PROVIDED RECORDS:

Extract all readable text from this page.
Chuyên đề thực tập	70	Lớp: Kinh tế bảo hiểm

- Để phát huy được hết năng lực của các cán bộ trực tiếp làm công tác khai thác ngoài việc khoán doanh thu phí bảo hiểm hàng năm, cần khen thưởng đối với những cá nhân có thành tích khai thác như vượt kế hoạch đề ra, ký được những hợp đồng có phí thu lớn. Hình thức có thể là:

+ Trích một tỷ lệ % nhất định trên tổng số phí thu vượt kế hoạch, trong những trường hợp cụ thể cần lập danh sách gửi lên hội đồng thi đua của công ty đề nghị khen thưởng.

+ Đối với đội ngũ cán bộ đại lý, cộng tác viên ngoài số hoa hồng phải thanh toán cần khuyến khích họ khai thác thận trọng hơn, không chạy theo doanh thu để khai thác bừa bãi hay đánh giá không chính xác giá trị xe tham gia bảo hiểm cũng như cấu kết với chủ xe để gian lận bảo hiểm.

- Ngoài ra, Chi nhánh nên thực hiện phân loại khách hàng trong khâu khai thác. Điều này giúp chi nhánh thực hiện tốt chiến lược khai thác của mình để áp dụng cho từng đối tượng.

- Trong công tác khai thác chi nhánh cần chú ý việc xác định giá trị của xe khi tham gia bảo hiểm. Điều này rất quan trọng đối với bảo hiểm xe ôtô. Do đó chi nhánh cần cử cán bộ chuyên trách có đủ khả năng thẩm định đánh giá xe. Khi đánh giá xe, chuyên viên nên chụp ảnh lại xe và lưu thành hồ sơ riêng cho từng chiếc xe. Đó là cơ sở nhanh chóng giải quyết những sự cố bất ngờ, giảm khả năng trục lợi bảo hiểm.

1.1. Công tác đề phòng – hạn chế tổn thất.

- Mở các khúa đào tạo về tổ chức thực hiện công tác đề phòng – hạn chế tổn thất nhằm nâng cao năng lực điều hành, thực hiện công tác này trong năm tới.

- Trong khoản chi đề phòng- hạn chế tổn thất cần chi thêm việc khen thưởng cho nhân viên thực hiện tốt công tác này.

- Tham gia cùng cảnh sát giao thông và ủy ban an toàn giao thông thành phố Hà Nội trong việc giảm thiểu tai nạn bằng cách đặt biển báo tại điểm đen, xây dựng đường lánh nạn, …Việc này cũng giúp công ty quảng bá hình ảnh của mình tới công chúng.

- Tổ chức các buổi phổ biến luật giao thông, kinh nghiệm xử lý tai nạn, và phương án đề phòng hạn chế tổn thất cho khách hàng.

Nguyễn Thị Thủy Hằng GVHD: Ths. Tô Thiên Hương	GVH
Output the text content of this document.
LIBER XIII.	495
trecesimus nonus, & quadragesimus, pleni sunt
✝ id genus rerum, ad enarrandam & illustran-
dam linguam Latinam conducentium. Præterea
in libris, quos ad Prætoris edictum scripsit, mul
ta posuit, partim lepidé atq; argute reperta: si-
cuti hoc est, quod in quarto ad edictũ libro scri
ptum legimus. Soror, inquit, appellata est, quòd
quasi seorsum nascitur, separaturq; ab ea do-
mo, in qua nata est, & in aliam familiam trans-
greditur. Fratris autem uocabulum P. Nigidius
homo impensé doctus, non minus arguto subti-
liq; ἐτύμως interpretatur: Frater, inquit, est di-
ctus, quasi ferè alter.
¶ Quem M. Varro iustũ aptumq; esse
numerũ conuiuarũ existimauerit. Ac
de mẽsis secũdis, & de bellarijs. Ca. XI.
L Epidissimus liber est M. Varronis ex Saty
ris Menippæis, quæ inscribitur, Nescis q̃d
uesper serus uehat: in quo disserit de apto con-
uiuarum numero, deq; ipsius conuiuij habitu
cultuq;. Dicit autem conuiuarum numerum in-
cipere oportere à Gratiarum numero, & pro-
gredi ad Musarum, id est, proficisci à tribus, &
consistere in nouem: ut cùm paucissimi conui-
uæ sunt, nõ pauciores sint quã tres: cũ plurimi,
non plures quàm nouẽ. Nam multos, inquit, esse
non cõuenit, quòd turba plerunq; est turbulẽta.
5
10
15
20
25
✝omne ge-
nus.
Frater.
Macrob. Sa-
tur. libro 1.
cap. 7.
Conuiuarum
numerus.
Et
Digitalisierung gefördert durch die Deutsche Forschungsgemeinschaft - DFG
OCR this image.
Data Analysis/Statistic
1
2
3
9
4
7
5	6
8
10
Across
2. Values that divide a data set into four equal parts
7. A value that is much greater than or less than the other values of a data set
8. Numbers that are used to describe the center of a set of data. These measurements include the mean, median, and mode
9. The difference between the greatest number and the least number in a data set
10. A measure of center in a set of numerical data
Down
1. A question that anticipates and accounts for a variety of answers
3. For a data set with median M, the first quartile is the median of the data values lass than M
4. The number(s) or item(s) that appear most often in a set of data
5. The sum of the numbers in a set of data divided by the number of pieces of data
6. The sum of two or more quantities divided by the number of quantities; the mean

TASK BRIEF:
Every record shown above should be written out again exactly.

ANSWER FOR THIS EXERCISE:
Extract all readable text from this page.
Chuyên đề thực tập	70	Lớp: Kinh tế bảo hiểm

- Để phát huy được hết năng lực của các cán bộ trực tiếp làm công tác khai thác ngoài việc khoán doanh thu phí bảo hiểm hàng năm, cần khen thưởng đối với những cá nhân có thành tích khai thác như vượt kế hoạch đề ra, ký được những hợp đồng có phí thu lớn. Hình thức có thể là:

+ Trích một tỷ lệ % nhất định trên tổng số phí thu vượt kế hoạch, trong những trường hợp cụ thể cần lập danh sách gửi lên hội đồng thi đua của công ty đề nghị khen thưởng.

+ Đối với đội ngũ cán bộ đại lý, cộng tác viên ngoài số hoa hồng phải thanh toán cần khuyến khích họ khai thác thận trọng hơn, không chạy theo doanh thu để khai thác bừa bãi hay đánh giá không chính xác giá trị xe tham gia bảo hiểm cũng như cấu kết với chủ xe để gian lận bảo hiểm.

- Ngoài ra, Chi nhánh nên thực hiện phân loại khách hàng trong khâu khai thác. Điều này giúp chi nhánh thực hiện tốt chiến lược khai thác của mình để áp dụng cho từng đối tượng.

- Trong công tác khai thác chi nhánh cần chú ý việc xác định giá trị của xe khi tham gia bảo hiểm. Điều này rất quan trọng đối với bảo hiểm xe ôtô. Do đó chi nhánh cần cử cán bộ chuyên trách có đủ khả năng thẩm định đánh giá xe. Khi đánh giá xe, chuyên viên nên chụp ảnh lại xe và lưu thành hồ sơ riêng cho từng chiếc xe. Đó là cơ sở nhanh chóng giải quyết những sự cố bất ngờ, giảm khả năng trục lợi bảo hiểm.

1.1. Công tác đề phòng – hạn chế tổn thất.

- Mở các khúa đào tạo về tổ chức thực hiện công tác đề phòng – hạn chế tổn thất nhằm nâng cao năng lực điều hành, thực hiện công tác này trong năm tới.

- Trong khoản chi đề phòng- hạn chế tổn thất cần chi thêm việc khen thưởng cho nhân viên thực hiện tốt công tác này.

- Tham gia cùng cảnh sát giao thông và ủy ban an toàn giao thông thành phố Hà Nội trong việc giảm thiểu tai nạn bằng cách đặt biển báo tại điểm đen, xây dựng đường lánh nạn, …Việc này cũng giúp công ty quảng bá hình ảnh của mình tới công chúng.

- Tổ chức các buổi phổ biến luật giao thông, kinh nghiệm xử lý tai nạn, và phương án đề phòng hạn chế tổn thất cho khách hàng.

Nguyễn Thị Thủy Hằng GVHD: Ths. Tô Thiên Hương	GVH
Output the text content of this document.
LIBER XIII.	495
trecesimus nonus, & quadragesimus, pleni sunt
✝ id genus rerum, ad enarrandam & illustran-
dam linguam Latinam conducentium. Præterea
in libris, quos ad Prætoris edictum scripsit, mul
ta posuit, partim lepidé atq; argute reperta: si-
cuti hoc est, quod in quarto ad edictũ libro scri
ptum legimus. Soror, inquit, appellata est, quòd
quasi seorsum nascitur, separaturq; ab ea do-
mo, in qua nata est, & in aliam familiam trans-
greditur. Fratris autem uocabulum P. Nigidius
homo impensé doctus, non minus arguto subti-
liq; ἐτύμως interpretatur: Frater, inquit, est di-
ctus, quasi ferè alter.
¶ Quem M. Varro iustũ aptumq; esse
numerũ conuiuarũ existimauerit. Ac
de mẽsis secũdis, & de bellarijs. Ca. XI.
L Epidissimus liber est M. Varronis ex Saty
ris Menippæis, quæ inscribitur, Nescis q̃d
uesper serus uehat: in quo disserit de apto con-
uiuarum numero, deq; ipsius conuiuij habitu
cultuq;. Dicit autem conuiuarum numerum in-
cipere oportere à Gratiarum numero, & pro-
gredi ad Musarum, id est, proficisci à tribus, &
consistere in nouem: ut cùm paucissimi conui-
uæ sunt, nõ pauciores sint quã tres: cũ plurimi,
non plures quàm nouẽ. Nam multos, inquit, esse
non cõuenit, quòd turba plerunq; est turbulẽta.
5
10
15
20
25
✝omne ge-
nus.
Frater.
Macrob. Sa-
tur. libro 1.
cap. 7.
Conuiuarum
numerus.
Et
Digitalisierung gefördert durch die Deutsche Forschungsgemeinschaft - DFG
OCR this image.
Data Analysis/Statistic
1
2
3
9
4
7
5	6
8
10
Across
2. Values that divide a data set into four equal parts
7. A value that is much greater than or less than the other values of a data set
8. Numbers that are used to describe the center of a set of data. These measurements include the mean, median, and mode
9. The difference between the greatest number and the least number in a data set
10. A measure of center in a set of numerical data
Down
1. A question that anticipates and accounts for a variety of answers
3. For a data set with median M, the first quartile is the median of the data values lass than M
4. The number(s) or item(s) that appear most often in a set of data
5. The sum of the numbers in a set of data divided by the number of pieces of data
6. The sum of two or more quantities divided by the number of quantities; the mean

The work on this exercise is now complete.